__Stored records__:
______

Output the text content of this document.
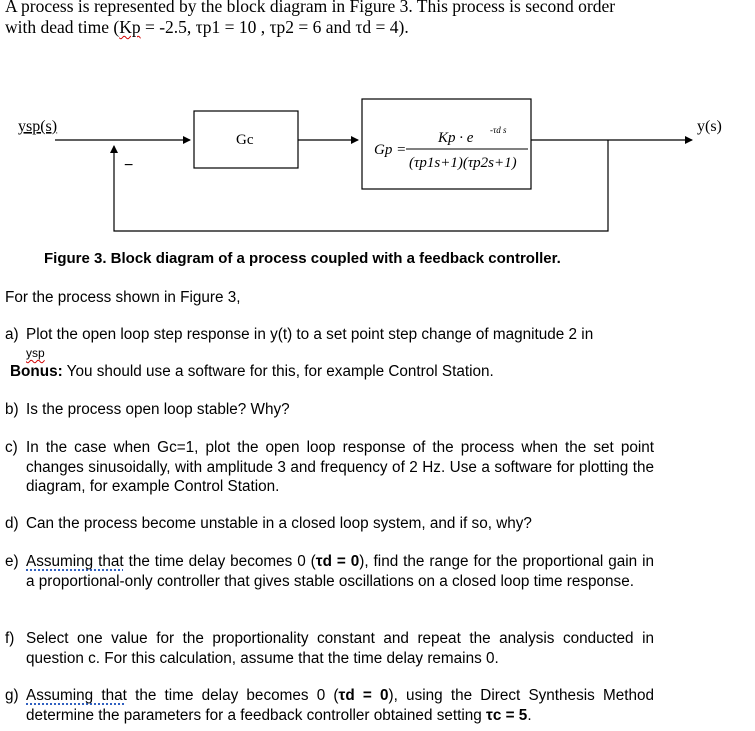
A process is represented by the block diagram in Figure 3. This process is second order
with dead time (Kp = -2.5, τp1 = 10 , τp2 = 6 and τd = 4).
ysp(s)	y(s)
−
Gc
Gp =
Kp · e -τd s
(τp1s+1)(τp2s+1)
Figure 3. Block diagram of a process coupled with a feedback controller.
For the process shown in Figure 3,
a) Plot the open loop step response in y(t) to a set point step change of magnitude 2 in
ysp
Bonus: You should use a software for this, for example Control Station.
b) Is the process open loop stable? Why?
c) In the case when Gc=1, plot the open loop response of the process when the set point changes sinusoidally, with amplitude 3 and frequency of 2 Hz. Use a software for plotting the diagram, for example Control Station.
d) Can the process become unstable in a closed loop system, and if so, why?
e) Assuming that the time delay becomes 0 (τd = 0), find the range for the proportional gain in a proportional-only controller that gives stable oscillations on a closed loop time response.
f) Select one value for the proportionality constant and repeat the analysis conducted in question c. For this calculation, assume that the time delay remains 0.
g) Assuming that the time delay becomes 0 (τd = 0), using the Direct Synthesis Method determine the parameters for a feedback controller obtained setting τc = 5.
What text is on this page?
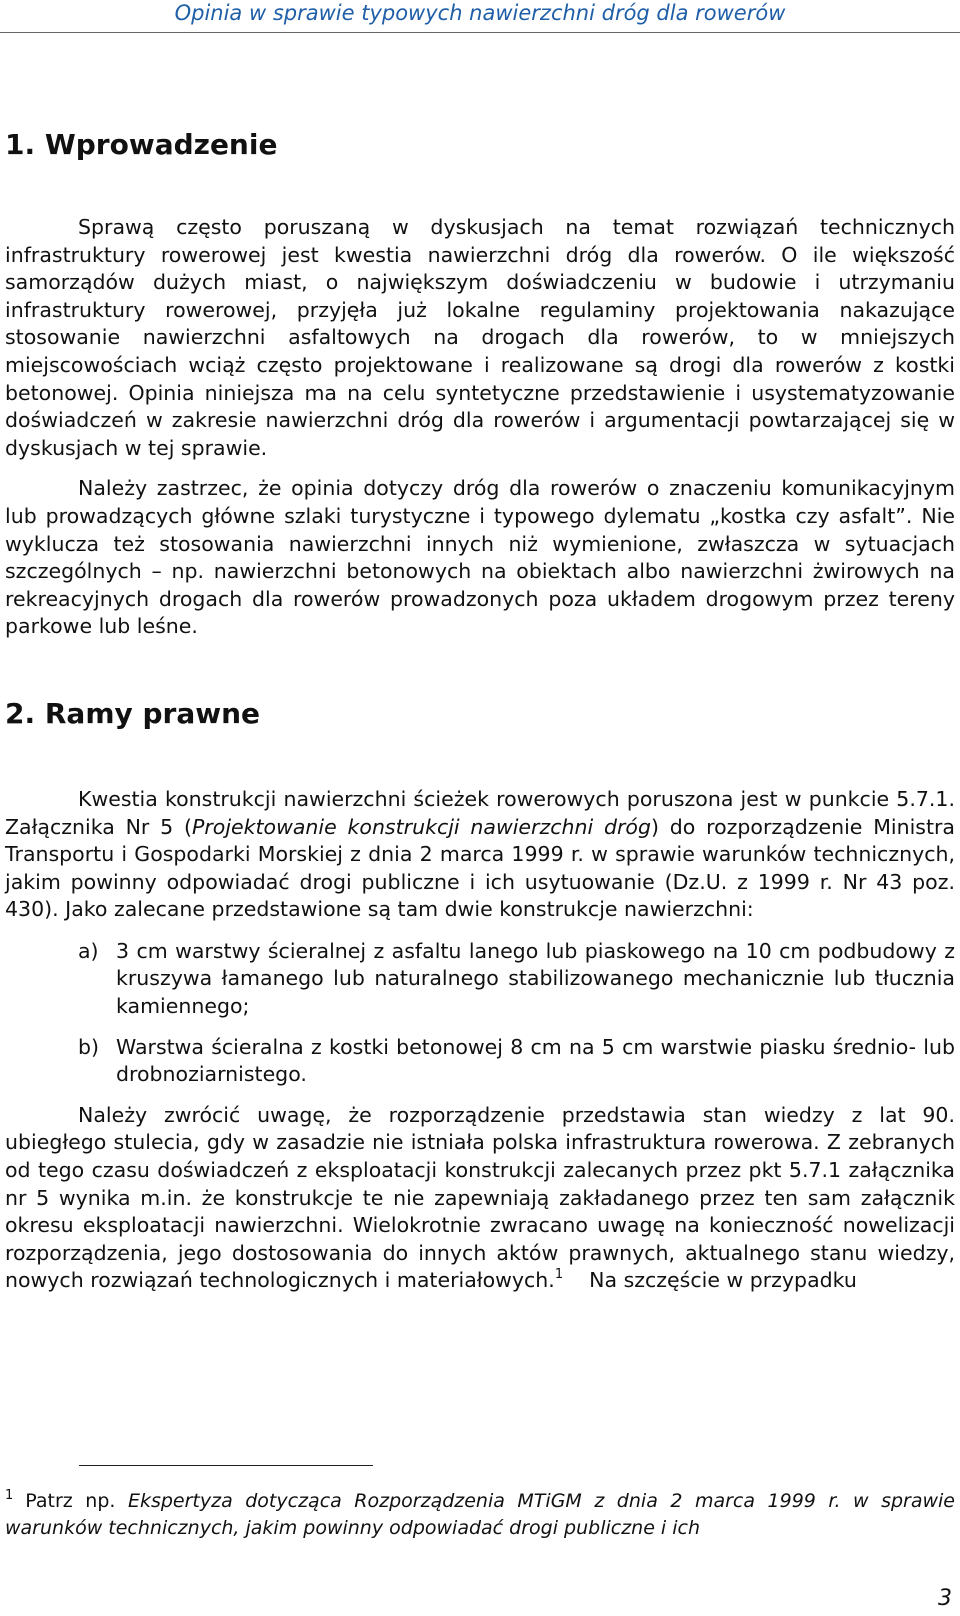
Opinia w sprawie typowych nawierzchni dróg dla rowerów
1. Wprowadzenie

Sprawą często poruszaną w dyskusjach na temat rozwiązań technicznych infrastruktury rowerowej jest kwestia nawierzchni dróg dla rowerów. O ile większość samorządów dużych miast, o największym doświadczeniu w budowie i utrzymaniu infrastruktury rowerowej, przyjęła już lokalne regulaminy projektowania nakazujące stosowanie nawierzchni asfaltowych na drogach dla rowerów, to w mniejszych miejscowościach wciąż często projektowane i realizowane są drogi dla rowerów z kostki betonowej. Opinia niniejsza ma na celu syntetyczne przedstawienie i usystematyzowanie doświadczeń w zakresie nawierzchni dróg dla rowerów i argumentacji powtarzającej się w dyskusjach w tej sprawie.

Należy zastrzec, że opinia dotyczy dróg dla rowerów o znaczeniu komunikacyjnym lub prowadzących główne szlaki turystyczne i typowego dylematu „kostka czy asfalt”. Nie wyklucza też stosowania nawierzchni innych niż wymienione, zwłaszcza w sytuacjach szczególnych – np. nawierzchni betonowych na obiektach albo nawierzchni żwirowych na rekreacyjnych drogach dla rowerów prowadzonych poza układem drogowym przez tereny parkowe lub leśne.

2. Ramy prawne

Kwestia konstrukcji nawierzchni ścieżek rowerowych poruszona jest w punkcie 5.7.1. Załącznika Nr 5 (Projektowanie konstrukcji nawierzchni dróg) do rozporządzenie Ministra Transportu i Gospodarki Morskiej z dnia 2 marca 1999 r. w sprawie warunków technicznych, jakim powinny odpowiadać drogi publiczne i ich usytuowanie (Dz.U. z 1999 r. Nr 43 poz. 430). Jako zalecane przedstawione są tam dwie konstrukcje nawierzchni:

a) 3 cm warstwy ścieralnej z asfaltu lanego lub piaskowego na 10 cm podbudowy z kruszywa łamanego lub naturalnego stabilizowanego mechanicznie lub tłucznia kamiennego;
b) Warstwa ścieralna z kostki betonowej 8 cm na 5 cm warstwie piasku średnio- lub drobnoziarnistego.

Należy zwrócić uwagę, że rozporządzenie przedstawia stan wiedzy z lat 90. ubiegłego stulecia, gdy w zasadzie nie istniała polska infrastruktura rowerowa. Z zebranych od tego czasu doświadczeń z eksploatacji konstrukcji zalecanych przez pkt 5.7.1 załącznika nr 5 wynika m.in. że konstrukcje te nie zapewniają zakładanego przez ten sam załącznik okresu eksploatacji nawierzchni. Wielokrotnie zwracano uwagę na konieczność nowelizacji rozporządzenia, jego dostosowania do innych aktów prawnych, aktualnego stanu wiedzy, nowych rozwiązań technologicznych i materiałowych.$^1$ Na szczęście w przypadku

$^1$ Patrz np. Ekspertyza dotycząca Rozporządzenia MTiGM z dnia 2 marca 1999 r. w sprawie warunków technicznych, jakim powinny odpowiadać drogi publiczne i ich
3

______

__What you are asked to do__: Of all the lines in the entries, how many contain the word "text"? Give only the number.

__Task output__: 2